=== EXERCISE DETAILS ===
Using the data below, copy each line that includes the word "evidence".

=== DATA SUPPLIED ===
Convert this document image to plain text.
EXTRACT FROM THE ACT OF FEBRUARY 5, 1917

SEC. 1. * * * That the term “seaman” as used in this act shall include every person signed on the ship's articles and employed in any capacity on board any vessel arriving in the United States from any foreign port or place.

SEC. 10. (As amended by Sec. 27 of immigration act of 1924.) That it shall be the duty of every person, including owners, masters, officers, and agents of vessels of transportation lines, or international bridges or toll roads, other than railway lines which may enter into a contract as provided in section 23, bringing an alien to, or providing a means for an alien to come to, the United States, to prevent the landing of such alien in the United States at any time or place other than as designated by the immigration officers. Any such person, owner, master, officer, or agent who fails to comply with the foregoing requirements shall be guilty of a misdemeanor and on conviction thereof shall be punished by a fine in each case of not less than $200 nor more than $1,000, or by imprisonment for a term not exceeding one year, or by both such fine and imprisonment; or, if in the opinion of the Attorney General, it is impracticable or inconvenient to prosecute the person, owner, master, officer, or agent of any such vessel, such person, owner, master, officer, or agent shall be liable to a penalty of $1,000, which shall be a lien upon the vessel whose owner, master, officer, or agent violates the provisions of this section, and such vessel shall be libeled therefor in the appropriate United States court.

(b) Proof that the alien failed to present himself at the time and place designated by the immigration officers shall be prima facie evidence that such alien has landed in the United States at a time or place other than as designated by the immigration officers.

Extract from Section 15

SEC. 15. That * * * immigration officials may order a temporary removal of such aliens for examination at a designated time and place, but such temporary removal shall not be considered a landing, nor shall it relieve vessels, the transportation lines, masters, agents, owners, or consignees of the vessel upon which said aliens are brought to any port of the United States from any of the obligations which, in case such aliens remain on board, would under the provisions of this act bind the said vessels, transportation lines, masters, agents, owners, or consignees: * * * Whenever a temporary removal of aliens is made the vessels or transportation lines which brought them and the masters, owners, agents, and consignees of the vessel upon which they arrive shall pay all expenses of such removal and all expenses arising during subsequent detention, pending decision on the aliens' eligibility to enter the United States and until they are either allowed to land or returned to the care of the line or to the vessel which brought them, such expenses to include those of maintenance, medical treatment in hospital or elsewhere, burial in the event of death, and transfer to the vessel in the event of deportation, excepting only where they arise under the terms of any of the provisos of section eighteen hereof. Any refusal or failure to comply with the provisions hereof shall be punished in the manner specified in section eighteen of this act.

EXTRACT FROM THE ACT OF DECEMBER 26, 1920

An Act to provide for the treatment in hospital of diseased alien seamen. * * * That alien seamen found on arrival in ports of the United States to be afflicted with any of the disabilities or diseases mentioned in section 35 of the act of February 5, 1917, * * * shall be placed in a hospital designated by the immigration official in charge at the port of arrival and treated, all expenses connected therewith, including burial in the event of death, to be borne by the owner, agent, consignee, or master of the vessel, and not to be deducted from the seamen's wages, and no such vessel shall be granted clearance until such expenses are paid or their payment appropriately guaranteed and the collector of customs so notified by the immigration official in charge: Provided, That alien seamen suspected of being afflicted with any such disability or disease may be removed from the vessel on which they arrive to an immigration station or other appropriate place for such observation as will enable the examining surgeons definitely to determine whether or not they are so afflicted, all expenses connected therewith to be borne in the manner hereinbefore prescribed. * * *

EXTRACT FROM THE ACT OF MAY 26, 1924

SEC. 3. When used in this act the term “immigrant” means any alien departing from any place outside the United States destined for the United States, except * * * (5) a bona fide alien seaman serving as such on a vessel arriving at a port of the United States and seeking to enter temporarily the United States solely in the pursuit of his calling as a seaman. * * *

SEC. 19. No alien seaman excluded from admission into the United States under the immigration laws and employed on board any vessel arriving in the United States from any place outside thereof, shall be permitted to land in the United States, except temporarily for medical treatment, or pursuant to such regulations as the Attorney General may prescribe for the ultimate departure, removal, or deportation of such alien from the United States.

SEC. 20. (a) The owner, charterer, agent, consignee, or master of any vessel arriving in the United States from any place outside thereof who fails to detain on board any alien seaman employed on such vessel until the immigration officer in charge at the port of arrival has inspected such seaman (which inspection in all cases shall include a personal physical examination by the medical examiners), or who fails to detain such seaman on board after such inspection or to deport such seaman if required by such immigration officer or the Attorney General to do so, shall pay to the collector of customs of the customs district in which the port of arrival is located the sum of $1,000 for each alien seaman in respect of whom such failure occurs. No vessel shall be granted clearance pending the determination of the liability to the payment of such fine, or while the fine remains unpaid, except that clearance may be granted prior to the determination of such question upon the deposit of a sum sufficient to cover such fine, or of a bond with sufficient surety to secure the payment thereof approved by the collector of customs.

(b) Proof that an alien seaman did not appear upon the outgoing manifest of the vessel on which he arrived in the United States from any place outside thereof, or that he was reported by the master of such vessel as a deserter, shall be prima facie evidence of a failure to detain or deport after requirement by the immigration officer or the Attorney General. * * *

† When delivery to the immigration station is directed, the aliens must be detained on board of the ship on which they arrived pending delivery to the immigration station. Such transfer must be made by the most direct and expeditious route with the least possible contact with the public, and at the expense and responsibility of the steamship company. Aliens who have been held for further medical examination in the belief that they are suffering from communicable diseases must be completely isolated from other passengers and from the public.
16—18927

=== THE REPLY ===
(b) Proof that the alien failed to present himself at the time and place designated by the immigration officers shall be prima facie evidence that such alien has landed in the United States at a time or place other than as designated by the immigration officers.
(b) Proof that an alien seaman did not appear upon the outgoing manifest of the vessel on which he arrived in the United States from any place outside thereof, or that he was reported by the master of such vessel as a deserter, shall be prima facie evidence of a failure to detain or deport after requirement by the immigration officer or the Attorney General. * * *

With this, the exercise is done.